Data supplied —
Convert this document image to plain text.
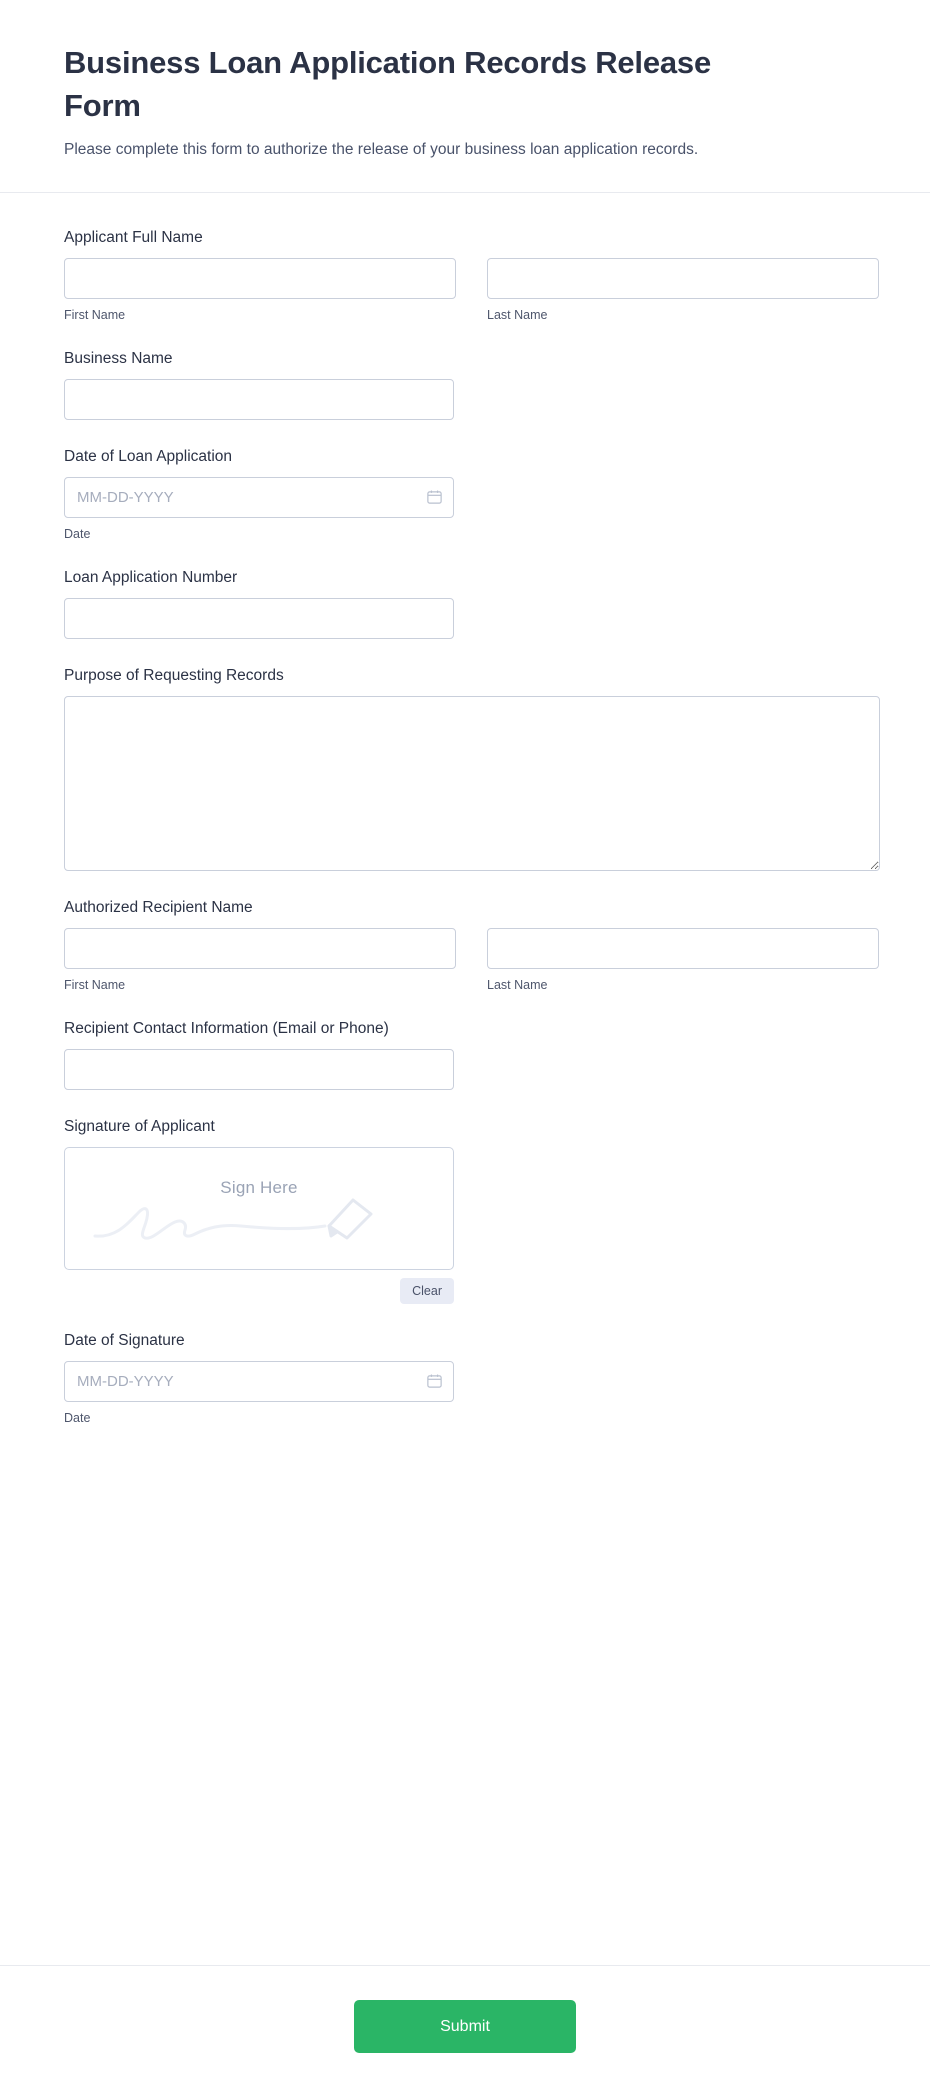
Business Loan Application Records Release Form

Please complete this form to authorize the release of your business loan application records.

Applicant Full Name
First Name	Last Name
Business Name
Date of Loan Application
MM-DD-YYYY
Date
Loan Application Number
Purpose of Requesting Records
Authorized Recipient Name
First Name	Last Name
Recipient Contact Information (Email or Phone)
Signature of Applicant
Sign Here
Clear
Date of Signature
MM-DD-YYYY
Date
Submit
==
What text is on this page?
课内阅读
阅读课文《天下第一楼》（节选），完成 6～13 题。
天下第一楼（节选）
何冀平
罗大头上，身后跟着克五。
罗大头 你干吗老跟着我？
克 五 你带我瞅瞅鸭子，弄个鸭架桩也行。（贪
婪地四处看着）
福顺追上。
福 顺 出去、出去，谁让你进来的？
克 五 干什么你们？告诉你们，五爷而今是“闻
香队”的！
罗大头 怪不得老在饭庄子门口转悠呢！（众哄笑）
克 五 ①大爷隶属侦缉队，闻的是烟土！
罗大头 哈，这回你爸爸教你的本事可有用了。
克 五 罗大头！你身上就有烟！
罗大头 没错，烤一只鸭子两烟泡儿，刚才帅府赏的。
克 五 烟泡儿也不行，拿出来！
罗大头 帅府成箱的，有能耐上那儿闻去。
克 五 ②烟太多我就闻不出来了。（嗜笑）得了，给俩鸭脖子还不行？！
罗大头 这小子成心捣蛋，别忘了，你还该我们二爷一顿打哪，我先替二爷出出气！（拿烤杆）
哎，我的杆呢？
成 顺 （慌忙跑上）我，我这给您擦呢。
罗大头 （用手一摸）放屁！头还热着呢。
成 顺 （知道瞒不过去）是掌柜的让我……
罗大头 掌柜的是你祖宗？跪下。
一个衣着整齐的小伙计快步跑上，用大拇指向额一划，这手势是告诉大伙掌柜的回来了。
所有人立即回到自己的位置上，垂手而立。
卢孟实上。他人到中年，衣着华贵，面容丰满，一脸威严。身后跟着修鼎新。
--
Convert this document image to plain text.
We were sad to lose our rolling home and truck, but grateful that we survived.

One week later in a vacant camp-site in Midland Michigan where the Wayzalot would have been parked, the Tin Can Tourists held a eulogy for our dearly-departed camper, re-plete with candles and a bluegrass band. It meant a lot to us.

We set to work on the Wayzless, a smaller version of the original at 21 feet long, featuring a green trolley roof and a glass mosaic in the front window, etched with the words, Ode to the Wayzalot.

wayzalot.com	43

Prompt —
Looking at the listing above, how many of its lines contain the string "Date"? Give the number alone.

Full output —
4